__Written problem__. Go over the listing below line by line and tally those containing "name". Give only the tally.

__Records for the exercise__.
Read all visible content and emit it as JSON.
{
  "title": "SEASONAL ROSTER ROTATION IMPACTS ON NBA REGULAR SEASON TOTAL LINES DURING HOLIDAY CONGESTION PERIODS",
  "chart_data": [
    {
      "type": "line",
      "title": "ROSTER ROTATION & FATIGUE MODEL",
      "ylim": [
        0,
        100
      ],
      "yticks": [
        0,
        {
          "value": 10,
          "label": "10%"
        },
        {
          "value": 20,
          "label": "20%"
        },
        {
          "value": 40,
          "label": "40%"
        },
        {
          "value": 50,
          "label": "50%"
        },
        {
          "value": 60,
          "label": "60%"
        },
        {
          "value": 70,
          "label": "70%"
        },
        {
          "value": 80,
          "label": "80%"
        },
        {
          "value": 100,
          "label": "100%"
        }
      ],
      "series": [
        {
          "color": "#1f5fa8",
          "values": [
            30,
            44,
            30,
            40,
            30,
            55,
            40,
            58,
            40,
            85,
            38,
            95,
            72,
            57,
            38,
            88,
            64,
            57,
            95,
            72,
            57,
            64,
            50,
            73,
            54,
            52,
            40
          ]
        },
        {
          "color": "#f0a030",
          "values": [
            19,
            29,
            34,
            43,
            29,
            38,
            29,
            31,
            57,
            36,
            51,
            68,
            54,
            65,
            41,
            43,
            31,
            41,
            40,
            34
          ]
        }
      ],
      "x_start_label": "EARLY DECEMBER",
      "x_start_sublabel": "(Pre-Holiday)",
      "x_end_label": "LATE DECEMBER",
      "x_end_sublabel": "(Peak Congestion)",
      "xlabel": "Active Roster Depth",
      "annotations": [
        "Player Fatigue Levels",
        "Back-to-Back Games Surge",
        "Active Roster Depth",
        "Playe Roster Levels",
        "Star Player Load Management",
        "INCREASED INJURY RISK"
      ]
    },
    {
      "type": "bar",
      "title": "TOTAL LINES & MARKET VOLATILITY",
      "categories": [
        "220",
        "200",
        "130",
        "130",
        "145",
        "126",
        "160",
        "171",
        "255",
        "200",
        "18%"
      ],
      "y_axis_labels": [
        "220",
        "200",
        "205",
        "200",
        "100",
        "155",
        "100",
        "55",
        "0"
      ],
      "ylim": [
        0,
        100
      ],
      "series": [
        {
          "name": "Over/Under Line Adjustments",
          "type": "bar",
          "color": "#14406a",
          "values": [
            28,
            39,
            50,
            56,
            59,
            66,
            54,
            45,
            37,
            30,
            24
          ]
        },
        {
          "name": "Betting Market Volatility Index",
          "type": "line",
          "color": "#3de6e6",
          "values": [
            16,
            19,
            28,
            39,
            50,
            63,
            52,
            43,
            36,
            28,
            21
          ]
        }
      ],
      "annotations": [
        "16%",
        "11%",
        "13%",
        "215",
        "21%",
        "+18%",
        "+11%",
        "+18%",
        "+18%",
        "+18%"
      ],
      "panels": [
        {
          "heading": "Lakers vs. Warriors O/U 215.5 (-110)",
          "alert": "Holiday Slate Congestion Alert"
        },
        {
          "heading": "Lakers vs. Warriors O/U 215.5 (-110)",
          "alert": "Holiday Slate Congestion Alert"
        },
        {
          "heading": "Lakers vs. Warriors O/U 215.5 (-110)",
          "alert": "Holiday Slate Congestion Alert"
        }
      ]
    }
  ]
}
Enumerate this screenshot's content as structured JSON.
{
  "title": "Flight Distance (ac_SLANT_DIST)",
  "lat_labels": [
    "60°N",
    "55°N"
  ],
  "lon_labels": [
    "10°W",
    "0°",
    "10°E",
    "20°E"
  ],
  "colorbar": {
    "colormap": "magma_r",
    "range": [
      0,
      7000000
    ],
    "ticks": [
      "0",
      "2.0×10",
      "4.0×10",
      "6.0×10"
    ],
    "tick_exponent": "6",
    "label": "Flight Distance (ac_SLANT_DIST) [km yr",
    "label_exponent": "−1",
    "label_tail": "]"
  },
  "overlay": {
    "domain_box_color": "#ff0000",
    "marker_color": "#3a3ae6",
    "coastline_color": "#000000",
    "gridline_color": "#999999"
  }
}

__Task output__. 2